[Rows from a dataset]
══════════════════════════════

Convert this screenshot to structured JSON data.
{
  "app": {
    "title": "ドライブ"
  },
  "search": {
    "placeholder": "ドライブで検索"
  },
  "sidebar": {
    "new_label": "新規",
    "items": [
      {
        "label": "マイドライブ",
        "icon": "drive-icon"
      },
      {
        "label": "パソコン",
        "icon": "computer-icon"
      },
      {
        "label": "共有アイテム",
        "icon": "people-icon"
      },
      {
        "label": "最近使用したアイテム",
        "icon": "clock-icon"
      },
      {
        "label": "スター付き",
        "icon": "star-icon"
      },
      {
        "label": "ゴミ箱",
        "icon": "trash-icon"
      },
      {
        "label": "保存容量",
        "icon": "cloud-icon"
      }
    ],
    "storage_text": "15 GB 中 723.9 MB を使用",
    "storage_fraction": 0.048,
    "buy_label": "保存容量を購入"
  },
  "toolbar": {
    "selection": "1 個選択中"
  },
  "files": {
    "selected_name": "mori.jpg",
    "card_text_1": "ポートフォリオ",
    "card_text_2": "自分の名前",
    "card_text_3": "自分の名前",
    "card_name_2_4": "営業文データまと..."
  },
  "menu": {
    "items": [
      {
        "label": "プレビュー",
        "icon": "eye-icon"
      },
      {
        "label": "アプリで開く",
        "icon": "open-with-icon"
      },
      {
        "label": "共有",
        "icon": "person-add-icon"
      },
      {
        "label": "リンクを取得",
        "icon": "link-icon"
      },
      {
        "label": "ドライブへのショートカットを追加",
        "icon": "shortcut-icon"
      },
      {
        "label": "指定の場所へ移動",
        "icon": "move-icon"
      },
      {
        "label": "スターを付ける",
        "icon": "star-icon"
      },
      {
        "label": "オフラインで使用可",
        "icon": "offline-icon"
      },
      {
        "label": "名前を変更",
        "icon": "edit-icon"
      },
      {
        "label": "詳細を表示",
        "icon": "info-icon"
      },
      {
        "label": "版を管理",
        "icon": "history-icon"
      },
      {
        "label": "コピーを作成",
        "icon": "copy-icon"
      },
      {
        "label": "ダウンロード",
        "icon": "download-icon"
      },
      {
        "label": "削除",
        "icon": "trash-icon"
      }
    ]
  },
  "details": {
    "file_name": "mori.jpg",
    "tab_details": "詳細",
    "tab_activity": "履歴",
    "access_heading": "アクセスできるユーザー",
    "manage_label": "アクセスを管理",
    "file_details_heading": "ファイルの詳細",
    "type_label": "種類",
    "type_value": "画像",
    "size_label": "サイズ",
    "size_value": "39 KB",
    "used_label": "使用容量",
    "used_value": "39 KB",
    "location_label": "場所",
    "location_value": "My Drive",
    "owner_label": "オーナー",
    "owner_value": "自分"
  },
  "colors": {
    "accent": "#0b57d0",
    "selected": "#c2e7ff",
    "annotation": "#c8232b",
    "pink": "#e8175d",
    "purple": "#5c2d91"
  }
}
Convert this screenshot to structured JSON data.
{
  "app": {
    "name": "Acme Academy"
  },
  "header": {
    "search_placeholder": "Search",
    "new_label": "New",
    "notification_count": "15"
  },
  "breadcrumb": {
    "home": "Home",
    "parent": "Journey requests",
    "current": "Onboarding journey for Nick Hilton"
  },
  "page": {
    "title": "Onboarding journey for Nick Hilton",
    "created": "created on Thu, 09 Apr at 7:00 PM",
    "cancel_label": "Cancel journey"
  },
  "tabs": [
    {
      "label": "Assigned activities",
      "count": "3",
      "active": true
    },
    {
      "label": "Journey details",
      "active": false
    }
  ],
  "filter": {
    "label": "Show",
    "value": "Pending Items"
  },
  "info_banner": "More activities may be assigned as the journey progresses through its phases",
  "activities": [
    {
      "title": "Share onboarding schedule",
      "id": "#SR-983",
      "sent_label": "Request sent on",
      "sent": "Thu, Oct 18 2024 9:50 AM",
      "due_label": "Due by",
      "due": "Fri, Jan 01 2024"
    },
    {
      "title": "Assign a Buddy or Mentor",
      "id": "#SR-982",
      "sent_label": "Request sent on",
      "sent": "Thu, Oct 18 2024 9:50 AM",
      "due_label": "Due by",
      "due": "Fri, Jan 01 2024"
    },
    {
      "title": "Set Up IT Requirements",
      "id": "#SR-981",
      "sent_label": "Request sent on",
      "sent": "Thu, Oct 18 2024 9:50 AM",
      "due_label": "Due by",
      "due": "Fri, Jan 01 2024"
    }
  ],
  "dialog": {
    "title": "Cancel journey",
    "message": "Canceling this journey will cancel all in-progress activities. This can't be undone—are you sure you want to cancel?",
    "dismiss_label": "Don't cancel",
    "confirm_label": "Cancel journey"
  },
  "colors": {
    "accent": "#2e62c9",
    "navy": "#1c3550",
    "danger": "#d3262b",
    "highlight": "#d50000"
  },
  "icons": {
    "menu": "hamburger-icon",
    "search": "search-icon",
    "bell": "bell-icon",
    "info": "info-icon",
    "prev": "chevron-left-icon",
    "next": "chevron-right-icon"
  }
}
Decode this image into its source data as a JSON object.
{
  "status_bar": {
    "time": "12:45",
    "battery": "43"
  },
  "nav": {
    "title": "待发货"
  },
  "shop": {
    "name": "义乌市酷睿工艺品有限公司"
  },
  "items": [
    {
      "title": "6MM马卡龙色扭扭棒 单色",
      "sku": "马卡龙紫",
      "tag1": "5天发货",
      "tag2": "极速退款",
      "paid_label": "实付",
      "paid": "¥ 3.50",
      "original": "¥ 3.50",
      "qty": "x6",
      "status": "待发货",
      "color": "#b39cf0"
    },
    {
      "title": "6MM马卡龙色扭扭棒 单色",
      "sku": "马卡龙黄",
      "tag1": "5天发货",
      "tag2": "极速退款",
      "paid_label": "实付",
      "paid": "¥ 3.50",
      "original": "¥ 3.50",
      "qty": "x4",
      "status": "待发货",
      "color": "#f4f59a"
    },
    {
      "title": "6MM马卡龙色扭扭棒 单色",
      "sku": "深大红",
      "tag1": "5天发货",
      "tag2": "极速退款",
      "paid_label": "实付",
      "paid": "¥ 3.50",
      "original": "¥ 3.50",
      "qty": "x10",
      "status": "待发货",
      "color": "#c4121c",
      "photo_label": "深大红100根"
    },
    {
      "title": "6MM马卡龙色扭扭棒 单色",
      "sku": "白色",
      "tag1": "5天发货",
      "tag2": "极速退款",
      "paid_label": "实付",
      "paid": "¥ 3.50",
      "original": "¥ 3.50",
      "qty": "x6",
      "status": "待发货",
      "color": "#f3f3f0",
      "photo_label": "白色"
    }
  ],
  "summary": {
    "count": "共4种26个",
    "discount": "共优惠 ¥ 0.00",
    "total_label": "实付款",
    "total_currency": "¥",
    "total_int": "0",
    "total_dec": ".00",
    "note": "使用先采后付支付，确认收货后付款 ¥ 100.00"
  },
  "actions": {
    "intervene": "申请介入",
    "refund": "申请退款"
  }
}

══════════════════════════════

## Goal of the exercise
Extract the full listing and reproduce each line exactly.

## The output
Convert this screenshot to structured JSON data.
{
  "app": {
    "title": "ドライブ"
  },
  "search": {
    "placeholder": "ドライブで検索"
  },
  "sidebar": {
    "new_label": "新規",
    "items": [
      {
        "label": "マイドライブ",
        "icon": "drive-icon"
      },
      {
        "label": "パソコン",
        "icon": "computer-icon"
      },
      {
        "label": "共有アイテム",
        "icon": "people-icon"
      },
      {
        "label": "最近使用したアイテム",
        "icon": "clock-icon"
      },
      {
        "label": "スター付き",
        "icon": "star-icon"
      },
      {
        "label": "ゴミ箱",
        "icon": "trash-icon"
      },
      {
        "label": "保存容量",
        "icon": "cloud-icon"
      }
    ],
    "storage_text": "15 GB 中 723.9 MB を使用",
    "storage_fraction": 0.048,
    "buy_label": "保存容量を購入"
  },
  "toolbar": {
    "selection": "1 個選択中"
  },
  "files": {
    "selected_name": "mori.jpg",
    "card_text_1": "ポートフォリオ",
    "card_text_2": "自分の名前",
    "card_text_3": "自分の名前",
    "card_name_2_4": "営業文データまと..."
  },
  "menu": {
    "items": [
      {
        "label": "プレビュー",
        "icon": "eye-icon"
      },
      {
        "label": "アプリで開く",
        "icon": "open-with-icon"
      },
      {
        "label": "共有",
        "icon": "person-add-icon"
      },
      {
        "label": "リンクを取得",
        "icon": "link-icon"
      },
      {
        "label": "ドライブへのショートカットを追加",
        "icon": "shortcut-icon"
      },
      {
        "label": "指定の場所へ移動",
        "icon": "move-icon"
      },
      {
        "label": "スターを付ける",
        "icon": "star-icon"
      },
      {
        "label": "オフラインで使用可",
        "icon": "offline-icon"
      },
      {
        "label": "名前を変更",
        "icon": "edit-icon"
      },
      {
        "label": "詳細を表示",
        "icon": "info-icon"
      },
      {
        "label": "版を管理",
        "icon": "history-icon"
      },
      {
        "label": "コピーを作成",
        "icon": "copy-icon"
      },
      {
        "label": "ダウンロード",
        "icon": "download-icon"
      },
      {
        "label": "削除",
        "icon": "trash-icon"
      }
    ]
  },
  "details": {
    "file_name": "mori.jpg",
    "tab_details": "詳細",
    "tab_activity": "履歴",
    "access_heading": "アクセスできるユーザー",
    "manage_label": "アクセスを管理",
    "file_details_heading": "ファイルの詳細",
    "type_label": "種類",
    "type_value": "画像",
    "size_label": "サイズ",
    "size_value": "39 KB",
    "used_label": "使用容量",
    "used_value": "39 KB",
    "location_label": "場所",
    "location_value": "My Drive",
    "owner_label": "オーナー",
    "owner_value": "自分"
  },
  "colors": {
    "accent": "#0b57d0",
    "selected": "#c2e7ff",
    "annotation": "#c8232b",
    "pink": "#e8175d",
    "purple": "#5c2d91"
  }
}
Convert this screenshot to structured JSON data.
{
  "app": {
    "name": "Acme Academy"
  },
  "header": {
    "search_placeholder": "Search",
    "new_label": "New",
    "notification_count": "15"
  },
  "breadcrumb": {
    "home": "Home",
    "parent": "Journey requests",
    "current": "Onboarding journey for Nick Hilton"
  },
  "page": {
    "title": "Onboarding journey for Nick Hilton",
    "created": "created on Thu, 09 Apr at 7:00 PM",
    "cancel_label": "Cancel journey"
  },
  "tabs": [
    {
      "label": "Assigned activities",
      "count": "3",
      "active": true
    },
    {
      "label": "Journey details",
      "active": false
    }
  ],
  "filter": {
    "label": "Show",
    "value": "Pending Items"
  },
  "info_banner": "More activities may be assigned as the journey progresses through its phases",
  "activities": [
    {
      "title": "Share onboarding schedule",
      "id": "#SR-983",
      "sent_label": "Request sent on",
      "sent": "Thu, Oct 18 2024 9:50 AM",
      "due_label": "Due by",
      "due": "Fri, Jan 01 2024"
    },
    {
      "title": "Assign a Buddy or Mentor",
      "id": "#SR-982",
      "sent_label": "Request sent on",
      "sent": "Thu, Oct 18 2024 9:50 AM",
      "due_label": "Due by",
      "due": "Fri, Jan 01 2024"
    },
    {
      "title": "Set Up IT Requirements",
      "id": "#SR-981",
      "sent_label": "Request sent on",
      "sent": "Thu, Oct 18 2024 9:50 AM",
      "due_label": "Due by",
      "due": "Fri, Jan 01 2024"
    }
  ],
  "dialog": {
    "title": "Cancel journey",
    "message": "Canceling this journey will cancel all in-progress activities. This can't be undone—are you sure you want to cancel?",
    "dismiss_label": "Don't cancel",
    "confirm_label": "Cancel journey"
  },
  "colors": {
    "accent": "#2e62c9",
    "navy": "#1c3550",
    "danger": "#d3262b",
    "highlight": "#d50000"
  },
  "icons": {
    "menu": "hamburger-icon",
    "search": "search-icon",
    "bell": "bell-icon",
    "info": "info-icon",
    "prev": "chevron-left-icon",
    "next": "chevron-right-icon"
  }
}
Decode this image into its source data as a JSON object.
{
  "status_bar": {
    "time": "12:45",
    "battery": "43"
  },
  "nav": {
    "title": "待发货"
  },
  "shop": {
    "name": "义乌市酷睿工艺品有限公司"
  },
  "items": [
    {
      "title": "6MM马卡龙色扭扭棒 单色",
      "sku": "马卡龙紫",
      "tag1": "5天发货",
      "tag2": "极速退款",
      "paid_label": "实付",
      "paid": "¥ 3.50",
      "original": "¥ 3.50",
      "qty": "x6",
      "status": "待发货",
      "color": "#b39cf0"
    },
    {
      "title": "6MM马卡龙色扭扭棒 单色",
      "sku": "马卡龙黄",
      "tag1": "5天发货",
      "tag2": "极速退款",
      "paid_label": "实付",
      "paid": "¥ 3.50",
      "original": "¥ 3.50",
      "qty": "x4",
      "status": "待发货",
      "color": "#f4f59a"
    },
    {
      "title": "6MM马卡龙色扭扭棒 单色",
      "sku": "深大红",
      "tag1": "5天发货",
      "tag2": "极速退款",
      "paid_label": "实付",
      "paid": "¥ 3.50",
      "original": "¥ 3.50",
      "qty": "x10",
      "status": "待发货",
      "color": "#c4121c",
      "photo_label": "深大红100根"
    },
    {
      "title": "6MM马卡龙色扭扭棒 单色",
      "sku": "白色",
      "tag1": "5天发货",
      "tag2": "极速退款",
      "paid_label": "实付",
      "paid": "¥ 3.50",
      "original": "¥ 3.50",
      "qty": "x6",
      "status": "待发货",
      "color": "#f3f3f0",
      "photo_label": "白色"
    }
  ],
  "summary": {
    "count": "共4种26个",
    "discount": "共优惠 ¥ 0.00",
    "total_label": "实付款",
    "total_currency": "¥",
    "total_int": "0",
    "total_dec": ".00",
    "note": "使用先采后付支付，确认收货后付款 ¥ 100.00"
  },
  "actions": {
    "intervene": "申请介入",
    "refund": "申请退款"
  }
}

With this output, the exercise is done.